Texto de origen:
Y esa bondad es una bondad de trinchera. Es la decencia en medio de la trinchera, con la tensión del día a día, con éxitos y con fracasos de por medio. No es una bondad de laboratorio. Y todo ello ligado a la competitividad. Los que se quedan con la bondad y se olvidan de la competitividad, se equivocan de lugar. Las empresas necesitan sobrevivir con resultados positivos alcanzados de un modo en el que la gente se pueda mirar al espejo sin ruborizarse. Es la bondad del esfuerzo y de competir sin externalidades negativas para las personas ni para la naturaleza. Hacer que la integridad sea importante dentro de la empresa, sabiendo que uno se puede equivocar y que tiene el derecho a rehabilitarse de sus errores. Una bondad sin superioridad moral, sin ese rin tintín insoportable de los purismos. La bondad como esa manija de coherencias que hace que no se pueda sentir orgulloso del lugar donde trabaja.

Preguntas:
1. Copia cada construcción que empieza por la preposición «sin» en el texto sobre la bondad en la empresa, hasta la coma o el punto que la cierra.
2. Escribe una continuación del texto sobre la bondad en la empresa a partir de su última oración.

Datos proporcionados:
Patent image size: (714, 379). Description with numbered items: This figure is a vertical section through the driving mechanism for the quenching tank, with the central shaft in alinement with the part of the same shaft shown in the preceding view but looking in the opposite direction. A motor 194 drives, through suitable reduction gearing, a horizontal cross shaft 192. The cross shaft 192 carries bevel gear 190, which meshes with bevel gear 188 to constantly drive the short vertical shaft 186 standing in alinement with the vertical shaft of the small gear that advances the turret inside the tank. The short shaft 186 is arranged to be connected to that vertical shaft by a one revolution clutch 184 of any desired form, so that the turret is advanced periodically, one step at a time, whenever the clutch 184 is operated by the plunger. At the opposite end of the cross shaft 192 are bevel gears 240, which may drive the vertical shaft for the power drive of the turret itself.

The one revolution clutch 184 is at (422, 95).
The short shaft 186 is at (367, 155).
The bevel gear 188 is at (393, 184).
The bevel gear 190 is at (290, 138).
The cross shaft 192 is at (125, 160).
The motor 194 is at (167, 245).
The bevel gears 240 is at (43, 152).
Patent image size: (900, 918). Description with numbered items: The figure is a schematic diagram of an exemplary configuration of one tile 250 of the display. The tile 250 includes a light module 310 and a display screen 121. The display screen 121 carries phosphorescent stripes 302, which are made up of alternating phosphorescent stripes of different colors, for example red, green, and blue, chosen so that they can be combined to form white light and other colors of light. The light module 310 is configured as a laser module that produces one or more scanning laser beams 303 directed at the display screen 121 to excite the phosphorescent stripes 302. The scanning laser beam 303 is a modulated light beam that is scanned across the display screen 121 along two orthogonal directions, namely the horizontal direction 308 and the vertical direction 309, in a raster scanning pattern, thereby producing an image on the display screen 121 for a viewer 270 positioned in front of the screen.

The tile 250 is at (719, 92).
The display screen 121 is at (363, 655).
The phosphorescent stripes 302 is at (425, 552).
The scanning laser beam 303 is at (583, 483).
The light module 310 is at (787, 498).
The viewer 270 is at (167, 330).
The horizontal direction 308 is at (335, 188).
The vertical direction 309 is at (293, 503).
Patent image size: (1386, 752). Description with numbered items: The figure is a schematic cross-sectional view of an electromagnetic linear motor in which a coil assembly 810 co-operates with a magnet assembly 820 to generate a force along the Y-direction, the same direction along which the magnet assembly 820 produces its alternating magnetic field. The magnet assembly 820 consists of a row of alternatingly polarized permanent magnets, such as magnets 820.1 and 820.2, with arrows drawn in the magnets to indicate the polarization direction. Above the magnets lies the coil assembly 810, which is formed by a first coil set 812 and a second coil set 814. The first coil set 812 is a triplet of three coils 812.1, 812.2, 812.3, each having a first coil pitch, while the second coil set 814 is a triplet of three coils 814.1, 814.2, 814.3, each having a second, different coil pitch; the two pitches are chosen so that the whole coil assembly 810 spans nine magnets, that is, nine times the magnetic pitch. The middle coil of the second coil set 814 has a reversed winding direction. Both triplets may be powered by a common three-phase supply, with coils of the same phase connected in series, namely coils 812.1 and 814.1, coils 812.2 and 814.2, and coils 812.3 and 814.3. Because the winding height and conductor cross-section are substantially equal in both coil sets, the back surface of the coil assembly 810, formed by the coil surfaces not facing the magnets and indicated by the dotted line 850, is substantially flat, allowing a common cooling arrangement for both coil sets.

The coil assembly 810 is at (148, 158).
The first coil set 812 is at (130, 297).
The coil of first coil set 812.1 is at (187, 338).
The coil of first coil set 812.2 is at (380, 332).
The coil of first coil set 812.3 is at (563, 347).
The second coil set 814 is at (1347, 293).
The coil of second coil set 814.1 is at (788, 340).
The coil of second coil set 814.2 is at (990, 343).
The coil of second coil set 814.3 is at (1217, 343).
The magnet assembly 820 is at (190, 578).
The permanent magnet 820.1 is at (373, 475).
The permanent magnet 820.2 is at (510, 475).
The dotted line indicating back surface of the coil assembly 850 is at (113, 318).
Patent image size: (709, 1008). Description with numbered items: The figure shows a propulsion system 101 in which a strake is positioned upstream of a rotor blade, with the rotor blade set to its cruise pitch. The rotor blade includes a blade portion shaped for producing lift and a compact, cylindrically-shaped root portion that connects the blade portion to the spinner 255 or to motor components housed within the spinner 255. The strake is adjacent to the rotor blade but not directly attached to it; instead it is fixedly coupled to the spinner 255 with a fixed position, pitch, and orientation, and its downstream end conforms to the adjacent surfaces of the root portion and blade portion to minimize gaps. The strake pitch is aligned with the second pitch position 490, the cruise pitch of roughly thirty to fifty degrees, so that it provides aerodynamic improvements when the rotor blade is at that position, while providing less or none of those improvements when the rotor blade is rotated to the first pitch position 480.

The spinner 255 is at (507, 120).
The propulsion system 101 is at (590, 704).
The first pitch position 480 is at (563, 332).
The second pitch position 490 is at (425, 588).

Respuestas:
1.
- sin ruborizarse
- sin externalidades negativas para las personas ni para la naturaleza
- sin superioridad moral
- sin ese rin tintín insoportable de los purismos

2.
Evolución

Las empresas no viven de la inteligencia artificial; Las empresas viven de los clientes y se sostienen por la competitividad

Y por último nos queda la belleza. Volvamos a los clásicos y al Renacimiento, donde bondad y belleza se entrelazaban. La belleza como contribución a legados con más estética que vanidad. La belleza como una contribución de otro nivel. Es la belleza del diseño que impregnó a Olivetti, a Apple. Es la belleza de los espacios. Pienso en las fábricas maravillosas como el Vapor Aymerich, Amat i Jover, en sedes corporativas como la de Simon o de Puig en Barcelona, en tiendas como el de Zara de Serrano, o en algunas de las más famosas bodegas españolas. Aquellos que contraponen beneficios o funcionalidad a la belleza nunca nos dejarán legados perdurables. Piensen en el Renacimiento, una época de guerras entre ducados italianos, de hogueras en la plaza pública, de cainismo político y sin embargo solamente sobrevivió la belleza. La belleza y la bondad conviven con la trinchera y la adversidad. Al final solamente queda la belleza. Nada más.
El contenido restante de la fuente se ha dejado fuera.